■ **Work to be completed**
Without including any images, reproduce each entry exactly.

■ **Information supplied**

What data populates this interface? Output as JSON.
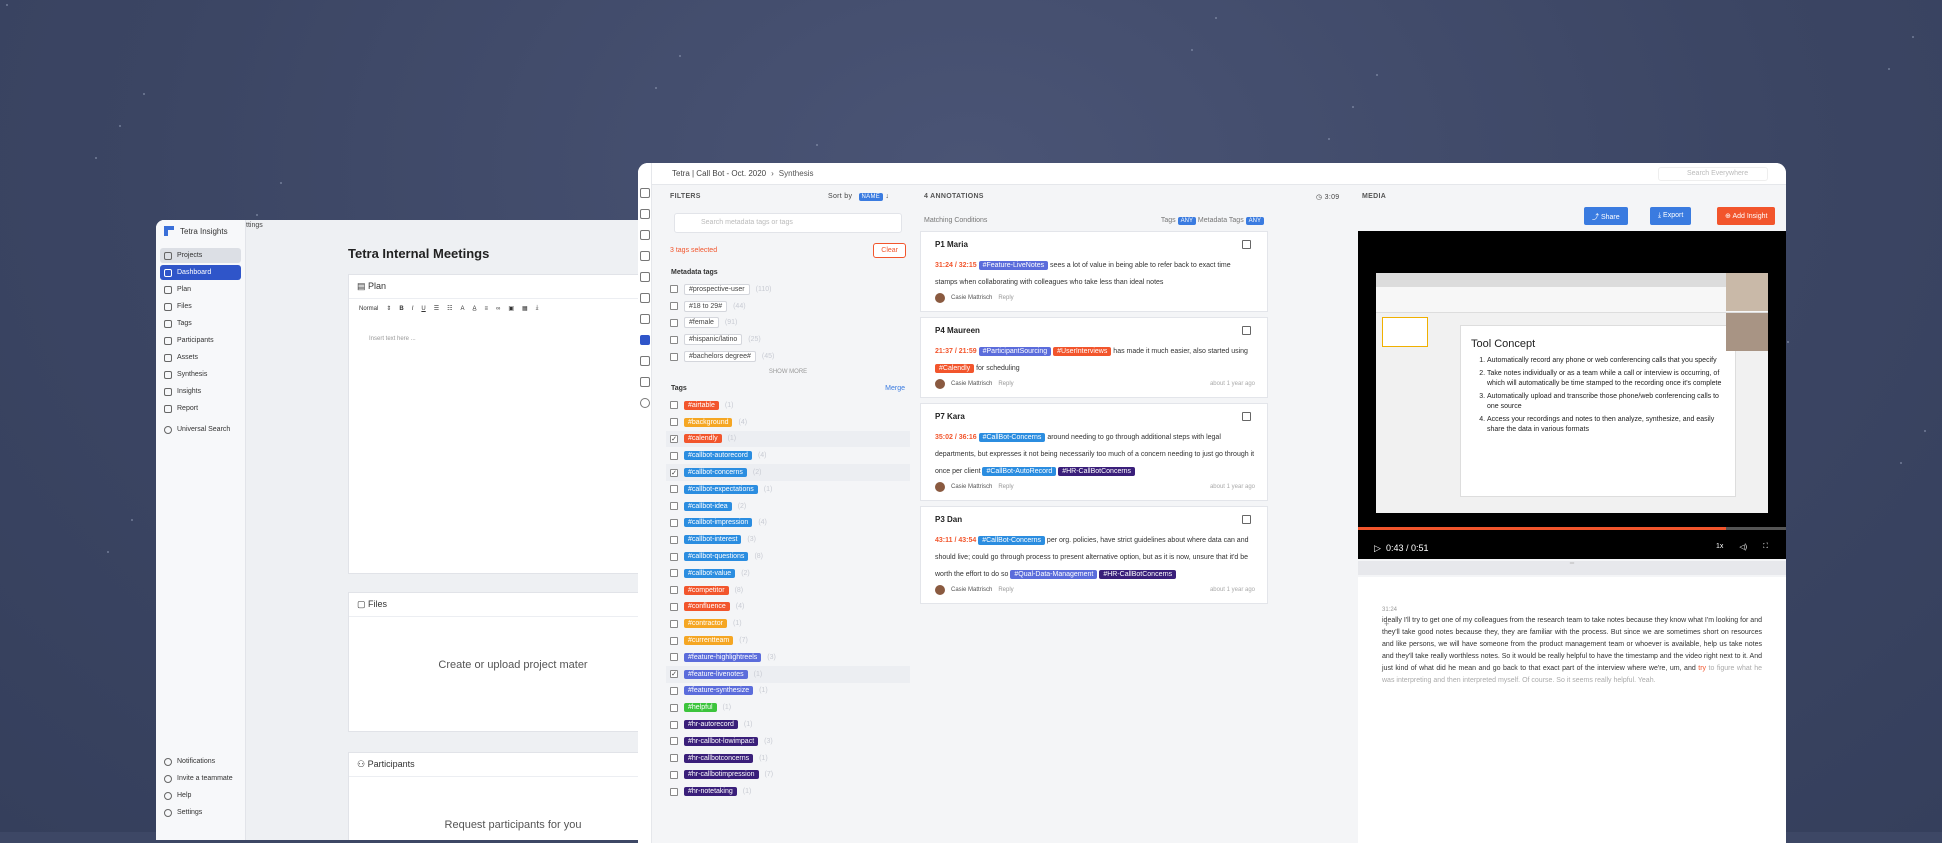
{
  "back": {
    "brand": "Tetra Insights",
    "crumb": "ttings",
    "projects_label": "Projects",
    "nav": [
      "Dashboard",
      "Plan",
      "Files",
      "Tags",
      "Participants",
      "Assets",
      "Synthesis",
      "Insights",
      "Report"
    ],
    "universal_search": "Universal Search",
    "bottom": [
      "Notifications",
      "Invite a teammate",
      "Help",
      "Settings"
    ],
    "title": "Tetra Internal Meetings",
    "plan_label": "Plan",
    "toolbar_normal": "Normal",
    "insert_placeholder": "Insert text here ...",
    "files_label": "Files",
    "files_note": "Create or upload project mater",
    "participants_label": "Participants",
    "participants_note": "Request participants for you"
  },
  "front": {
    "breadcrumb_project": "Tetra | Call Bot - Oct. 2020",
    "breadcrumb_page": "Synthesis",
    "search_placeholder": "Search Everywhere",
    "filters_label": "FILTERS",
    "sort_by": "Sort by",
    "sort_value": "NAME",
    "metadata_search_placeholder": "Search metadata tags or tags",
    "tags_selected": "3 tags selected",
    "clear": "Clear",
    "metadata_tags_label": "Metadata tags",
    "metadata_tags": [
      {
        "name": "#prospective-user",
        "count": "(110)"
      },
      {
        "name": "#18 to 29#",
        "count": "(44)"
      },
      {
        "name": "#female",
        "count": "(91)"
      },
      {
        "name": "#hispanic/latino",
        "count": "(25)"
      },
      {
        "name": "#bachelors degree#",
        "count": "(45)"
      }
    ],
    "show_more": "SHOW MORE",
    "tags_label": "Tags",
    "merge": "Merge",
    "tags": [
      {
        "name": "#airtable",
        "count": "(1)",
        "color": "#f2552c",
        "checked": false
      },
      {
        "name": "#background",
        "count": "(4)",
        "color": "#f5a623",
        "checked": false
      },
      {
        "name": "#calendly",
        "count": "(1)",
        "color": "#f2552c",
        "checked": true
      },
      {
        "name": "#callbot-autorecord",
        "count": "(4)",
        "color": "#2b8de0",
        "checked": false
      },
      {
        "name": "#callbot-concerns",
        "count": "(2)",
        "color": "#2b8de0",
        "checked": true
      },
      {
        "name": "#callbot-expectations",
        "count": "(1)",
        "color": "#2b8de0",
        "checked": false
      },
      {
        "name": "#callbot-idea",
        "count": "(2)",
        "color": "#2b8de0",
        "checked": false
      },
      {
        "name": "#callbot-impression",
        "count": "(4)",
        "color": "#2b8de0",
        "checked": false
      },
      {
        "name": "#callbot-interest",
        "count": "(3)",
        "color": "#2b8de0",
        "checked": false
      },
      {
        "name": "#callbot-questions",
        "count": "(8)",
        "color": "#2b8de0",
        "checked": false
      },
      {
        "name": "#callbot-value",
        "count": "(2)",
        "color": "#2b8de0",
        "checked": false
      },
      {
        "name": "#competitor",
        "count": "(8)",
        "color": "#f2552c",
        "checked": false
      },
      {
        "name": "#confluence",
        "count": "(4)",
        "color": "#f2552c",
        "checked": false
      },
      {
        "name": "#contractor",
        "count": "(1)",
        "color": "#f5a623",
        "checked": false
      },
      {
        "name": "#currentteam",
        "count": "(7)",
        "color": "#f5a623",
        "checked": false
      },
      {
        "name": "#feature-highlightreels",
        "count": "(3)",
        "color": "#5b6cdb",
        "checked": false
      },
      {
        "name": "#feature-livenotes",
        "count": "(1)",
        "color": "#5b6cdb",
        "checked": true
      },
      {
        "name": "#feature-synthesize",
        "count": "(1)",
        "color": "#5b6cdb",
        "checked": false
      },
      {
        "name": "#helpful",
        "count": "(1)",
        "color": "#3cc43c",
        "checked": false
      },
      {
        "name": "#hr-autorecord",
        "count": "(1)",
        "color": "#3a1f7a",
        "checked": false
      },
      {
        "name": "#hr-callbot-lowimpact",
        "count": "(3)",
        "color": "#3a1f7a",
        "checked": false
      },
      {
        "name": "#hr-callbotconcerns",
        "count": "(1)",
        "color": "#3a1f7a",
        "checked": false
      },
      {
        "name": "#hr-callbotimpression",
        "count": "(7)",
        "color": "#3a1f7a",
        "checked": false
      },
      {
        "name": "#hr-notetaking",
        "count": "(1)",
        "color": "#3a1f7a",
        "checked": false
      }
    ],
    "annotations_label": "4 ANNOTATIONS",
    "duration": "3:09",
    "matching_conditions": "Matching Conditions",
    "tags_word": "Tags",
    "metadata_tags_word": "Metadata Tags",
    "any": "ANY",
    "reply": "Reply",
    "annotations": [
      {
        "name": "P1 Maria",
        "ts": "31:24 / 32:15",
        "pre": "",
        "tags": [
          {
            "t": "#Feature-LiveNotes",
            "c": "#5b6cdb"
          }
        ],
        "text": "sees a lot of value in being able to refer back to exact time stamps when collaborating with colleagues who take less than ideal notes",
        "post_tags": [],
        "post": "",
        "author": "Casie Mattrisch",
        "ago": ""
      },
      {
        "name": "P4 Maureen",
        "ts": "21:37 / 21:59",
        "pre": "",
        "tags": [
          {
            "t": "#ParticipantSourcing",
            "c": "#5b6cdb"
          },
          {
            "t": "#UserInterviews",
            "c": "#f2552c"
          }
        ],
        "text": "has made it much easier, also started using",
        "post_tags": [
          {
            "t": "#Calendly",
            "c": "#f2552c"
          }
        ],
        "post": "for scheduling",
        "author": "Casie Mattrisch",
        "ago": "about 1 year ago"
      },
      {
        "name": "P7 Kara",
        "ts": "35:02 / 36:16",
        "pre": "",
        "tags": [
          {
            "t": "#CallBot-Concerns",
            "c": "#2b8de0"
          }
        ],
        "text": "around needing to go through additional steps with legal departments, but expresses it not being necessarily too much of a concern needing to just go through it once per client",
        "post_tags": [
          {
            "t": "#CallBot-AutoRecord",
            "c": "#2b8de0"
          },
          {
            "t": "#HR-CallBotConcerns",
            "c": "#3a1f7a"
          }
        ],
        "post": "",
        "author": "Casie Mattrisch",
        "ago": "about 1 year ago"
      },
      {
        "name": "P3 Dan",
        "ts": "43:11 / 43:54",
        "pre": "",
        "tags": [
          {
            "t": "#CallBot-Concerns",
            "c": "#2b8de0"
          }
        ],
        "text": "per org. policies, have strict guidelines about where data can and should live; could go through process to present alternative option, but as it is now, unsure that it'd be worth the effort to do so",
        "post_tags": [
          {
            "t": "#Qual-Data-Management",
            "c": "#5b6cdb"
          },
          {
            "t": "#HR-CallBotConcerns",
            "c": "#3a1f7a"
          }
        ],
        "post": "",
        "author": "Casie Mattrisch",
        "ago": "about 1 year ago"
      }
    ],
    "media_label": "MEDIA",
    "share": "Share",
    "export": "Export",
    "add_insight": "Add Insight",
    "slide_title": "Tool Concept",
    "slide_items": [
      "Automatically record any phone or web conferencing calls that you specify",
      "Take notes individually or as a team while a call or interview is occurring, of which will automatically be time stamped to the recording once it's complete",
      "Automatically upload and transcribe those phone/web conferencing calls to one source",
      "Access your recordings and notes to then analyze, synthesize, and easily share the data in various formats"
    ],
    "time": "0:43 / 0:51",
    "speed": "1x",
    "progress": 0.86,
    "transcript_time": "31:24",
    "transcript_main": "ideally I'll try to get one of my colleagues from the research team to take notes because they know what I'm looking for and they'll take good notes because they, they are familiar with the process. But since we are sometimes short on resources and like persons, we will have someone from the product management team or whoever is available, help us take notes and they'll take really worthless notes. So it would be really helpful to have the timestamp and the video right next to it. And just kind of what did he mean and go back to that exact part of the interview where we're, um, and",
    "transcript_hl": "try",
    "transcript_rest": "to figure what he was interpreting and then interpreted myself. Of course. So it seems really helpful. Yeah."
  }
}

■ **The answer**
What data populates this interface? Output as JSON.
{
  "back": {
    "brand": "Tetra Insights",
    "crumb": "ttings",
    "projects_label": "Projects",
    "nav": [
      "Dashboard",
      "Plan",
      "Files",
      "Tags",
      "Participants",
      "Assets",
      "Synthesis",
      "Insights",
      "Report"
    ],
    "universal_search": "Universal Search",
    "bottom": [
      "Notifications",
      "Invite a teammate",
      "Help",
      "Settings"
    ],
    "title": "Tetra Internal Meetings",
    "plan_label": "Plan",
    "toolbar_normal": "Normal",
    "insert_placeholder": "Insert text here ...",
    "files_label": "Files",
    "files_note": "Create or upload project mater",
    "participants_label": "Participants",
    "participants_note": "Request participants for you"
  },
  "front": {
    "breadcrumb_project": "Tetra | Call Bot - Oct. 2020",
    "breadcrumb_page": "Synthesis",
    "search_placeholder": "Search Everywhere",
    "filters_label": "FILTERS",
    "sort_by": "Sort by",
    "sort_value": "NAME",
    "metadata_search_placeholder": "Search metadata tags or tags",
    "tags_selected": "3 tags selected",
    "clear": "Clear",
    "metadata_tags_label": "Metadata tags",
    "metadata_tags": [
      {
        "name": "#prospective-user",
        "count": "(110)"
      },
      {
        "name": "#18 to 29#",
        "count": "(44)"
      },
      {
        "name": "#female",
        "count": "(91)"
      },
      {
        "name": "#hispanic/latino",
        "count": "(25)"
      },
      {
        "name": "#bachelors degree#",
        "count": "(45)"
      }
    ],
    "show_more": "SHOW MORE",
    "tags_label": "Tags",
    "merge": "Merge",
    "tags": [
      {
        "name": "#airtable",
        "count": "(1)",
        "color": "#f2552c",
        "checked": false
      },
      {
        "name": "#background",
        "count": "(4)",
        "color": "#f5a623",
        "checked": false
      },
      {
        "name": "#calendly",
        "count": "(1)",
        "color": "#f2552c",
        "checked": true
      },
      {
        "name": "#callbot-autorecord",
        "count": "(4)",
        "color": "#2b8de0",
        "checked": false
      },
      {
        "name": "#callbot-concerns",
        "count": "(2)",
        "color": "#2b8de0",
        "checked": true
      },
      {
        "name": "#callbot-expectations",
        "count": "(1)",
        "color": "#2b8de0",
        "checked": false
      },
      {
        "name": "#callbot-idea",
        "count": "(2)",
        "color": "#2b8de0",
        "checked": false
      },
      {
        "name": "#callbot-impression",
        "count": "(4)",
        "color": "#2b8de0",
        "checked": false
      },
      {
        "name": "#callbot-interest",
        "count": "(3)",
        "color": "#2b8de0",
        "checked": false
      },
      {
        "name": "#callbot-questions",
        "count": "(8)",
        "color": "#2b8de0",
        "checked": false
      },
      {
        "name": "#callbot-value",
        "count": "(2)",
        "color": "#2b8de0",
        "checked": false
      },
      {
        "name": "#competitor",
        "count": "(8)",
        "color": "#f2552c",
        "checked": false
      },
      {
        "name": "#confluence",
        "count": "(4)",
        "color": "#f2552c",
        "checked": false
      },
      {
        "name": "#contractor",
        "count": "(1)",
        "color": "#f5a623",
        "checked": false
      },
      {
        "name": "#currentteam",
        "count": "(7)",
        "color": "#f5a623",
        "checked": false
      },
      {
        "name": "#feature-highlightreels",
        "count": "(3)",
        "color": "#5b6cdb",
        "checked": false
      },
      {
        "name": "#feature-livenotes",
        "count": "(1)",
        "color": "#5b6cdb",
        "checked": true
      },
      {
        "name": "#feature-synthesize",
        "count": "(1)",
        "color": "#5b6cdb",
        "checked": false
      },
      {
        "name": "#helpful",
        "count": "(1)",
        "color": "#3cc43c",
        "checked": false
      },
      {
        "name": "#hr-autorecord",
        "count": "(1)",
        "color": "#3a1f7a",
        "checked": false
      },
      {
        "name": "#hr-callbot-lowimpact",
        "count": "(3)",
        "color": "#3a1f7a",
        "checked": false
      },
      {
        "name": "#hr-callbotconcerns",
        "count": "(1)",
        "color": "#3a1f7a",
        "checked": false
      },
      {
        "name": "#hr-callbotimpression",
        "count": "(7)",
        "color": "#3a1f7a",
        "checked": false
      },
      {
        "name": "#hr-notetaking",
        "count": "(1)",
        "color": "#3a1f7a",
        "checked": false
      }
    ],
    "annotations_label": "4 ANNOTATIONS",
    "duration": "3:09",
    "matching_conditions": "Matching Conditions",
    "tags_word": "Tags",
    "metadata_tags_word": "Metadata Tags",
    "any": "ANY",
    "reply": "Reply",
    "annotations": [
      {
        "name": "P1 Maria",
        "ts": "31:24 / 32:15",
        "pre": "",
        "tags": [
          {
            "t": "#Feature-LiveNotes",
            "c": "#5b6cdb"
          }
        ],
        "text": "sees a lot of value in being able to refer back to exact time stamps when collaborating with colleagues who take less than ideal notes",
        "post_tags": [],
        "post": "",
        "author": "Casie Mattrisch",
        "ago": ""
      },
      {
        "name": "P4 Maureen",
        "ts": "21:37 / 21:59",
        "pre": "",
        "tags": [
          {
            "t": "#ParticipantSourcing",
            "c": "#5b6cdb"
          },
          {
            "t": "#UserInterviews",
            "c": "#f2552c"
          }
        ],
        "text": "has made it much easier, also started using",
        "post_tags": [
          {
            "t": "#Calendly",
            "c": "#f2552c"
          }
        ],
        "post": "for scheduling",
        "author": "Casie Mattrisch",
        "ago": "about 1 year ago"
      },
      {
        "name": "P7 Kara",
        "ts": "35:02 / 36:16",
        "pre": "",
        "tags": [
          {
            "t": "#CallBot-Concerns",
            "c": "#2b8de0"
          }
        ],
        "text": "around needing to go through additional steps with legal departments, but expresses it not being necessarily too much of a concern needing to just go through it once per client",
        "post_tags": [
          {
            "t": "#CallBot-AutoRecord",
            "c": "#2b8de0"
          },
          {
            "t": "#HR-CallBotConcerns",
            "c": "#3a1f7a"
          }
        ],
        "post": "",
        "author": "Casie Mattrisch",
        "ago": "about 1 year ago"
      },
      {
        "name": "P3 Dan",
        "ts": "43:11 / 43:54",
        "pre": "",
        "tags": [
          {
            "t": "#CallBot-Concerns",
            "c": "#2b8de0"
          }
        ],
        "text": "per org. policies, have strict guidelines about where data can and should live; could go through process to present alternative option, but as it is now, unsure that it'd be worth the effort to do so",
        "post_tags": [
          {
            "t": "#Qual-Data-Management",
            "c": "#5b6cdb"
          },
          {
            "t": "#HR-CallBotConcerns",
            "c": "#3a1f7a"
          }
        ],
        "post": "",
        "author": "Casie Mattrisch",
        "ago": "about 1 year ago"
      }
    ],
    "media_label": "MEDIA",
    "share": "Share",
    "export": "Export",
    "add_insight": "Add Insight",
    "slide_title": "Tool Concept",
    "slide_items": [
      "Automatically record any phone or web conferencing calls that you specify",
      "Take notes individually or as a team while a call or interview is occurring, of which will automatically be time stamped to the recording once it's complete",
      "Automatically upload and transcribe those phone/web conferencing calls to one source",
      "Access your recordings and notes to then analyze, synthesize, and easily share the data in various formats"
    ],
    "time": "0:43 / 0:51",
    "speed": "1x",
    "progress": 0.86,
    "transcript_time": "31:24",
    "transcript_main": "ideally I'll try to get one of my colleagues from the research team to take notes because they know what I'm looking for and they'll take good notes because they, they are familiar with the process. But since we are sometimes short on resources and like persons, we will have someone from the product management team or whoever is available, help us take notes and they'll take really worthless notes. So it would be really helpful to have the timestamp and the video right next to it. And just kind of what did he mean and go back to that exact part of the interview where we're, um, and",
    "transcript_hl": "try",
    "transcript_rest": "to figure what he was interpreting and then interpreted myself. Of course. So it seems really helpful. Yeah."
  }
}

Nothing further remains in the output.